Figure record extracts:
* * * * * * *

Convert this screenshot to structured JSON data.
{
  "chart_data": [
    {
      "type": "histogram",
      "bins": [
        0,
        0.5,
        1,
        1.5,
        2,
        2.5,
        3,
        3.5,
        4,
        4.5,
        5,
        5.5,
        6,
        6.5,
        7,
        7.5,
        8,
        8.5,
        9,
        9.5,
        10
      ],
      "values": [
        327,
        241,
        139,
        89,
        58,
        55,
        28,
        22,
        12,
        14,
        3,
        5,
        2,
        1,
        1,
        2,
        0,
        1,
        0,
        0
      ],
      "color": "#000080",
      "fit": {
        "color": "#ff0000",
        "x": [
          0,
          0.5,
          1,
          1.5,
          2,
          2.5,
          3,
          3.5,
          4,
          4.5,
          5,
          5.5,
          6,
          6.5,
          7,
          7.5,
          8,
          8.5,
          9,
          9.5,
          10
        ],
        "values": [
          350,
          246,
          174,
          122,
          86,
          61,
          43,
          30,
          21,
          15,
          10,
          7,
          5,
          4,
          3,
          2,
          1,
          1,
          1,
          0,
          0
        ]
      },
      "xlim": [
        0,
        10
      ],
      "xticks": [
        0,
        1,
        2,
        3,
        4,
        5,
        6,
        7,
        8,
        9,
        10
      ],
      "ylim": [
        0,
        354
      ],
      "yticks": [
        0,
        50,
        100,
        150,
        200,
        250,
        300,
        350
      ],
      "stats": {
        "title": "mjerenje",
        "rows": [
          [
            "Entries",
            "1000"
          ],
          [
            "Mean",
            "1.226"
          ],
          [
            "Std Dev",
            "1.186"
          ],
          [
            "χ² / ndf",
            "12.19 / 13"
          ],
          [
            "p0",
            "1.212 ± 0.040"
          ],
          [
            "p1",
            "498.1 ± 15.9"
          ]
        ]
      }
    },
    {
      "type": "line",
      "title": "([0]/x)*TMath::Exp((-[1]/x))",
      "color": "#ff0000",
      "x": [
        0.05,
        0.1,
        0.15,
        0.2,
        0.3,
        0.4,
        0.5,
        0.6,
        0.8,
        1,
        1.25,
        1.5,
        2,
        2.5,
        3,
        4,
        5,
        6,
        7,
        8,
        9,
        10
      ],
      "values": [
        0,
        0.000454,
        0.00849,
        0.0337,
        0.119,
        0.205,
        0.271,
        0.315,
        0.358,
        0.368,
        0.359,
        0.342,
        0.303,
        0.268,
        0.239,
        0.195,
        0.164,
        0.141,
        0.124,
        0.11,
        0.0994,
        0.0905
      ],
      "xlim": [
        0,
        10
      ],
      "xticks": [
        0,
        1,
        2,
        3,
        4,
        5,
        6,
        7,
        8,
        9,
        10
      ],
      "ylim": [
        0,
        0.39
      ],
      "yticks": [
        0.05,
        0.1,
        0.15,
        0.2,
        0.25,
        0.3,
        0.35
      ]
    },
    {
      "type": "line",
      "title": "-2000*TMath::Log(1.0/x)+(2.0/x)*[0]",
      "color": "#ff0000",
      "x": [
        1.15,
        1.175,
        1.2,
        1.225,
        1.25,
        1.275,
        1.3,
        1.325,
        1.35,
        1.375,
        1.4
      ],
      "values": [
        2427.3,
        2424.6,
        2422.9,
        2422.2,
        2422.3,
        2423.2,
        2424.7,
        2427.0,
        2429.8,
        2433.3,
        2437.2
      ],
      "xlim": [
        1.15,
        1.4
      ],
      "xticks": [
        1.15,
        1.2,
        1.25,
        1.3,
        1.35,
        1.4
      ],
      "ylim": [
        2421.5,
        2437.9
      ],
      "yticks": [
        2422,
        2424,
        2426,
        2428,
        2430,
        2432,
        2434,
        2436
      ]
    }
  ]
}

* * * * * * *

• Stated exercise
Repeat every record, keeping each word and mark exactly as it is.

• Task result
Convert this screenshot to structured JSON data.
{
  "chart_data": [
    {
      "type": "histogram",
      "bins": [
        0,
        0.5,
        1,
        1.5,
        2,
        2.5,
        3,
        3.5,
        4,
        4.5,
        5,
        5.5,
        6,
        6.5,
        7,
        7.5,
        8,
        8.5,
        9,
        9.5,
        10
      ],
      "values": [
        327,
        241,
        139,
        89,
        58,
        55,
        28,
        22,
        12,
        14,
        3,
        5,
        2,
        1,
        1,
        2,
        0,
        1,
        0,
        0
      ],
      "color": "#000080",
      "fit": {
        "color": "#ff0000",
        "x": [
          0,
          0.5,
          1,
          1.5,
          2,
          2.5,
          3,
          3.5,
          4,
          4.5,
          5,
          5.5,
          6,
          6.5,
          7,
          7.5,
          8,
          8.5,
          9,
          9.5,
          10
        ],
        "values": [
          350,
          246,
          174,
          122,
          86,
          61,
          43,
          30,
          21,
          15,
          10,
          7,
          5,
          4,
          3,
          2,
          1,
          1,
          1,
          0,
          0
        ]
      },
      "xlim": [
        0,
        10
      ],
      "xticks": [
        0,
        1,
        2,
        3,
        4,
        5,
        6,
        7,
        8,
        9,
        10
      ],
      "ylim": [
        0,
        354
      ],
      "yticks": [
        0,
        50,
        100,
        150,
        200,
        250,
        300,
        350
      ],
      "stats": {
        "title": "mjerenje",
        "rows": [
          [
            "Entries",
            "1000"
          ],
          [
            "Mean",
            "1.226"
          ],
          [
            "Std Dev",
            "1.186"
          ],
          [
            "χ² / ndf",
            "12.19 / 13"
          ],
          [
            "p0",
            "1.212 ± 0.040"
          ],
          [
            "p1",
            "498.1 ± 15.9"
          ]
        ]
      }
    },
    {
      "type": "line",
      "title": "([0]/x)*TMath::Exp((-[1]/x))",
      "color": "#ff0000",
      "x": [
        0.05,
        0.1,
        0.15,
        0.2,
        0.3,
        0.4,
        0.5,
        0.6,
        0.8,
        1,
        1.25,
        1.5,
        2,
        2.5,
        3,
        4,
        5,
        6,
        7,
        8,
        9,
        10
      ],
      "values": [
        0,
        0.000454,
        0.00849,
        0.0337,
        0.119,
        0.205,
        0.271,
        0.315,
        0.358,
        0.368,
        0.359,
        0.342,
        0.303,
        0.268,
        0.239,
        0.195,
        0.164,
        0.141,
        0.124,
        0.11,
        0.0994,
        0.0905
      ],
      "xlim": [
        0,
        10
      ],
      "xticks": [
        0,
        1,
        2,
        3,
        4,
        5,
        6,
        7,
        8,
        9,
        10
      ],
      "ylim": [
        0,
        0.39
      ],
      "yticks": [
        0.05,
        0.1,
        0.15,
        0.2,
        0.25,
        0.3,
        0.35
      ]
    },
    {
      "type": "line",
      "title": "-2000*TMath::Log(1.0/x)+(2.0/x)*[0]",
      "color": "#ff0000",
      "x": [
        1.15,
        1.175,
        1.2,
        1.225,
        1.25,
        1.275,
        1.3,
        1.325,
        1.35,
        1.375,
        1.4
      ],
      "values": [
        2427.3,
        2424.6,
        2422.9,
        2422.2,
        2422.3,
        2423.2,
        2424.7,
        2427.0,
        2429.8,
        2433.3,
        2437.2
      ],
      "xlim": [
        1.15,
        1.4
      ],
      "xticks": [
        1.15,
        1.2,
        1.25,
        1.3,
        1.35,
        1.4
      ],
      "ylim": [
        2421.5,
        2437.9
      ],
      "yticks": [
        2422,
        2424,
        2426,
        2428,
        2430,
        2432,
        2434,
        2436
      ]
    }
  ]
}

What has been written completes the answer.